⟨

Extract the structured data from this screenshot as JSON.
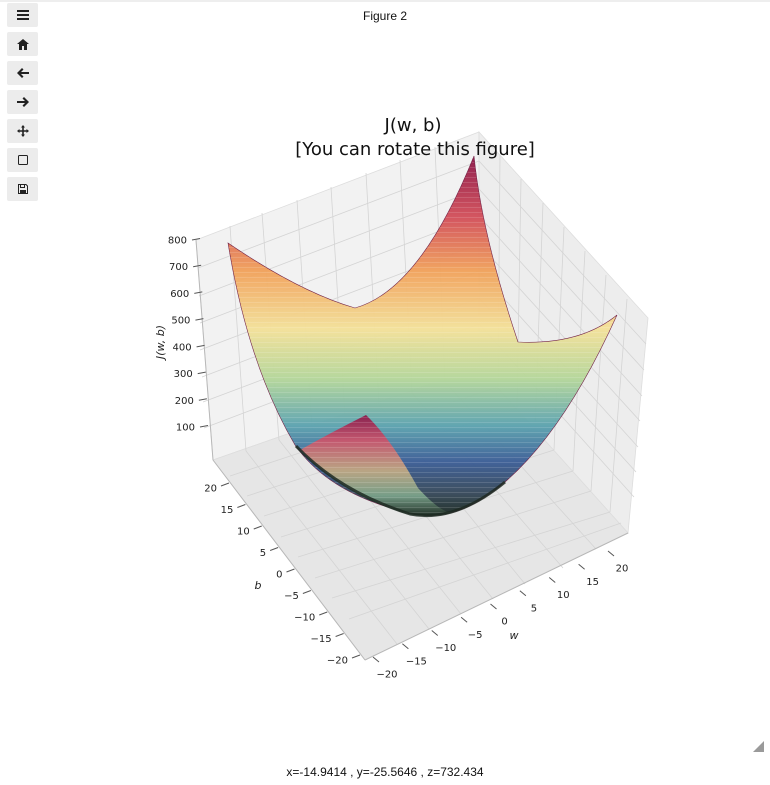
{
  "window": {
    "title": "Figure 2"
  },
  "toolbar": {
    "buttons": [
      {
        "name": "menu",
        "icon": "hamburger-icon"
      },
      {
        "name": "home",
        "icon": "home-icon"
      },
      {
        "name": "back",
        "icon": "arrow-left-icon"
      },
      {
        "name": "forward",
        "icon": "arrow-right-icon"
      },
      {
        "name": "pan",
        "icon": "move-icon"
      },
      {
        "name": "zoom",
        "icon": "square-icon"
      },
      {
        "name": "save",
        "icon": "floppy-icon"
      }
    ]
  },
  "status": {
    "coords": "x=-14.9414 , y=-25.5646 , z=732.434"
  },
  "chart_data": {
    "type": "surface",
    "title_line1": "J(w, b)",
    "title_line2": "[You can rotate this figure]",
    "xlabel": "w",
    "ylabel": "b",
    "zlabel": "J(w, b)",
    "xlim": [
      -20,
      20
    ],
    "ylim": [
      -20,
      20
    ],
    "zlim": [
      0,
      800
    ],
    "w_ticks": [
      "−20",
      "−15",
      "−10",
      "−5",
      "0",
      "5",
      "10",
      "15",
      "20"
    ],
    "b_ticks": [
      "20",
      "15",
      "10",
      "5",
      "0",
      "−5",
      "−10",
      "−15",
      "−20"
    ],
    "z_ticks": [
      "800",
      "700",
      "600",
      "500",
      "400",
      "300",
      "200",
      "100"
    ],
    "surface": "bowl-shaped cost function, minimum near w=0, b=0",
    "colormap": "Spectral_r",
    "grid": true
  }
}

⟩

• [Required task]:
Every line holding "this" should be copied out.

• [The completed task]:
Extract the structured data from this screenshot as JSON.
    "title_line2": "[You can rotate this figure]",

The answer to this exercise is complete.